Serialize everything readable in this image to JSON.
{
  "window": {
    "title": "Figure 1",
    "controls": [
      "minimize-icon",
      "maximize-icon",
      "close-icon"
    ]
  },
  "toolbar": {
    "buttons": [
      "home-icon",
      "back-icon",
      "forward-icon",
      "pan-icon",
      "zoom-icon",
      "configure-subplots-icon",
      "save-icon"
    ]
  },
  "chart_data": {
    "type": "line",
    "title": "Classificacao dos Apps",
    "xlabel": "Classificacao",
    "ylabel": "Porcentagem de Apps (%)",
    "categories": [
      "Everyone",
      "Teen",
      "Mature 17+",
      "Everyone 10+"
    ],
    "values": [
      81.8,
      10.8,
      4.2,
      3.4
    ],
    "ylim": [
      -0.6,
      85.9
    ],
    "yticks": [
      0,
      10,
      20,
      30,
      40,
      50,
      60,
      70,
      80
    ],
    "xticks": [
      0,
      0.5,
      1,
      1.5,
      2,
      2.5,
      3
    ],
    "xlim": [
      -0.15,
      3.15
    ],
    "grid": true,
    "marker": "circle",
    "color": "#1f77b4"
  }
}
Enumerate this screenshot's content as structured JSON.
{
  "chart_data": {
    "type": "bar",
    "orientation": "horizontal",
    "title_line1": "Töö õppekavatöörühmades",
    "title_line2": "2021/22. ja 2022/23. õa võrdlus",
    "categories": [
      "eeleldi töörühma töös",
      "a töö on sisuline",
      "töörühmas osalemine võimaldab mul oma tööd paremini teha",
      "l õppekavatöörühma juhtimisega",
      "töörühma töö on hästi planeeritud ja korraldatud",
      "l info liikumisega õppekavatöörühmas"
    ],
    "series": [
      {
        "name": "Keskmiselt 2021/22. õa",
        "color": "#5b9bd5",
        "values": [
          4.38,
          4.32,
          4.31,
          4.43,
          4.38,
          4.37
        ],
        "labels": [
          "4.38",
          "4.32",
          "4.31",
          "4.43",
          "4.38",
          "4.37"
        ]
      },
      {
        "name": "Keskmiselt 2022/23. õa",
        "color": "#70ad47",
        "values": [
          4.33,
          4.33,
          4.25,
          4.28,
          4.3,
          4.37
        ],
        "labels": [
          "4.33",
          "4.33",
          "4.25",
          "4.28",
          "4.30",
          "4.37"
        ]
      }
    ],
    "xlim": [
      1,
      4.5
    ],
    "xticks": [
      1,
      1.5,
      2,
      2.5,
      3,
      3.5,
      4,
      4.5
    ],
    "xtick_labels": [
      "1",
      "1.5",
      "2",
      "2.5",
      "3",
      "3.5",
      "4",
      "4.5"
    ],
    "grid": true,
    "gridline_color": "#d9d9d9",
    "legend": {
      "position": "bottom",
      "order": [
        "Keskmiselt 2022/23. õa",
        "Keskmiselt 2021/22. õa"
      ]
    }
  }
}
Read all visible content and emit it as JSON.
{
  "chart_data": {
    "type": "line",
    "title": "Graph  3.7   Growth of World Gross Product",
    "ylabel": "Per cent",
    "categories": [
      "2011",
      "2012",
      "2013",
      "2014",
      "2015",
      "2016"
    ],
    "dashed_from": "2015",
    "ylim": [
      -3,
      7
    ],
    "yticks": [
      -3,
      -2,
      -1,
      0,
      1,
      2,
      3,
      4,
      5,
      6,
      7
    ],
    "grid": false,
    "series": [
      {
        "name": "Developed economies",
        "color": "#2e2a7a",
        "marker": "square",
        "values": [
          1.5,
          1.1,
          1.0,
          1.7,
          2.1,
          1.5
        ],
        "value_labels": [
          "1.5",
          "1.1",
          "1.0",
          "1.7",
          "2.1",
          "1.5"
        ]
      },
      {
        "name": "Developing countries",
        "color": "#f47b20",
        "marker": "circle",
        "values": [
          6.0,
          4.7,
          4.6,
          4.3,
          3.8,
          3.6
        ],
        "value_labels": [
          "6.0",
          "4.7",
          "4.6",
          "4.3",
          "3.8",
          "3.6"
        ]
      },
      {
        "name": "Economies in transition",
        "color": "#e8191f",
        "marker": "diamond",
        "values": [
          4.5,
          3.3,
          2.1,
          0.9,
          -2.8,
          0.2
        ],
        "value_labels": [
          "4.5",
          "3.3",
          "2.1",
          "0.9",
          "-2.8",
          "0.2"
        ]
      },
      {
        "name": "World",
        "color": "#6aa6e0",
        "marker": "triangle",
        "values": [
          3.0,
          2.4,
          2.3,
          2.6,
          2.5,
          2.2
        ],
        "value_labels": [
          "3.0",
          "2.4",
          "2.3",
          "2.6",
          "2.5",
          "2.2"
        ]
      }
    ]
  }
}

• _STATED PROBLEM_
Transcribe each entry precisely, missing none.

• _OUTPUT FOR THIS TASK_
Serialize everything readable in this image to JSON.
{
  "window": {
    "title": "Figure 1",
    "controls": [
      "minimize-icon",
      "maximize-icon",
      "close-icon"
    ]
  },
  "toolbar": {
    "buttons": [
      "home-icon",
      "back-icon",
      "forward-icon",
      "pan-icon",
      "zoom-icon",
      "configure-subplots-icon",
      "save-icon"
    ]
  },
  "chart_data": {
    "type": "line",
    "title": "Classificacao dos Apps",
    "xlabel": "Classificacao",
    "ylabel": "Porcentagem de Apps (%)",
    "categories": [
      "Everyone",
      "Teen",
      "Mature 17+",
      "Everyone 10+"
    ],
    "values": [
      81.8,
      10.8,
      4.2,
      3.4
    ],
    "ylim": [
      -0.6,
      85.9
    ],
    "yticks": [
      0,
      10,
      20,
      30,
      40,
      50,
      60,
      70,
      80
    ],
    "xticks": [
      0,
      0.5,
      1,
      1.5,
      2,
      2.5,
      3
    ],
    "xlim": [
      -0.15,
      3.15
    ],
    "grid": true,
    "marker": "circle",
    "color": "#1f77b4"
  }
}
Enumerate this screenshot's content as structured JSON.
{
  "chart_data": {
    "type": "bar",
    "orientation": "horizontal",
    "title_line1": "Töö õppekavatöörühmades",
    "title_line2": "2021/22. ja 2022/23. õa võrdlus",
    "categories": [
      "eeleldi töörühma töös",
      "a töö on sisuline",
      "töörühmas osalemine võimaldab mul oma tööd paremini teha",
      "l õppekavatöörühma juhtimisega",
      "töörühma töö on hästi planeeritud ja korraldatud",
      "l info liikumisega õppekavatöörühmas"
    ],
    "series": [
      {
        "name": "Keskmiselt 2021/22. õa",
        "color": "#5b9bd5",
        "values": [
          4.38,
          4.32,
          4.31,
          4.43,
          4.38,
          4.37
        ],
        "labels": [
          "4.38",
          "4.32",
          "4.31",
          "4.43",
          "4.38",
          "4.37"
        ]
      },
      {
        "name": "Keskmiselt 2022/23. õa",
        "color": "#70ad47",
        "values": [
          4.33,
          4.33,
          4.25,
          4.28,
          4.3,
          4.37
        ],
        "labels": [
          "4.33",
          "4.33",
          "4.25",
          "4.28",
          "4.30",
          "4.37"
        ]
      }
    ],
    "xlim": [
      1,
      4.5
    ],
    "xticks": [
      1,
      1.5,
      2,
      2.5,
      3,
      3.5,
      4,
      4.5
    ],
    "xtick_labels": [
      "1",
      "1.5",
      "2",
      "2.5",
      "3",
      "3.5",
      "4",
      "4.5"
    ],
    "grid": true,
    "gridline_color": "#d9d9d9",
    "legend": {
      "position": "bottom",
      "order": [
        "Keskmiselt 2022/23. õa",
        "Keskmiselt 2021/22. õa"
      ]
    }
  }
}
Read all visible content and emit it as JSON.
{
  "chart_data": {
    "type": "line",
    "title": "Graph  3.7   Growth of World Gross Product",
    "ylabel": "Per cent",
    "categories": [
      "2011",
      "2012",
      "2013",
      "2014",
      "2015",
      "2016"
    ],
    "dashed_from": "2015",
    "ylim": [
      -3,
      7
    ],
    "yticks": [
      -3,
      -2,
      -1,
      0,
      1,
      2,
      3,
      4,
      5,
      6,
      7
    ],
    "grid": false,
    "series": [
      {
        "name": "Developed economies",
        "color": "#2e2a7a",
        "marker": "square",
        "values": [
          1.5,
          1.1,
          1.0,
          1.7,
          2.1,
          1.5
        ],
        "value_labels": [
          "1.5",
          "1.1",
          "1.0",
          "1.7",
          "2.1",
          "1.5"
        ]
      },
      {
        "name": "Developing countries",
        "color": "#f47b20",
        "marker": "circle",
        "values": [
          6.0,
          4.7,
          4.6,
          4.3,
          3.8,
          3.6
        ],
        "value_labels": [
          "6.0",
          "4.7",
          "4.6",
          "4.3",
          "3.8",
          "3.6"
        ]
      },
      {
        "name": "Economies in transition",
        "color": "#e8191f",
        "marker": "diamond",
        "values": [
          4.5,
          3.3,
          2.1,
          0.9,
          -2.8,
          0.2
        ],
        "value_labels": [
          "4.5",
          "3.3",
          "2.1",
          "0.9",
          "-2.8",
          "0.2"
        ]
      },
      {
        "name": "World",
        "color": "#6aa6e0",
        "marker": "triangle",
        "values": [
          3.0,
          2.4,
          2.3,
          2.6,
          2.5,
          2.2
        ],
        "value_labels": [
          "3.0",
          "2.4",
          "2.3",
          "2.6",
          "2.5",
          "2.2"
        ]
      }
    ]
  }
}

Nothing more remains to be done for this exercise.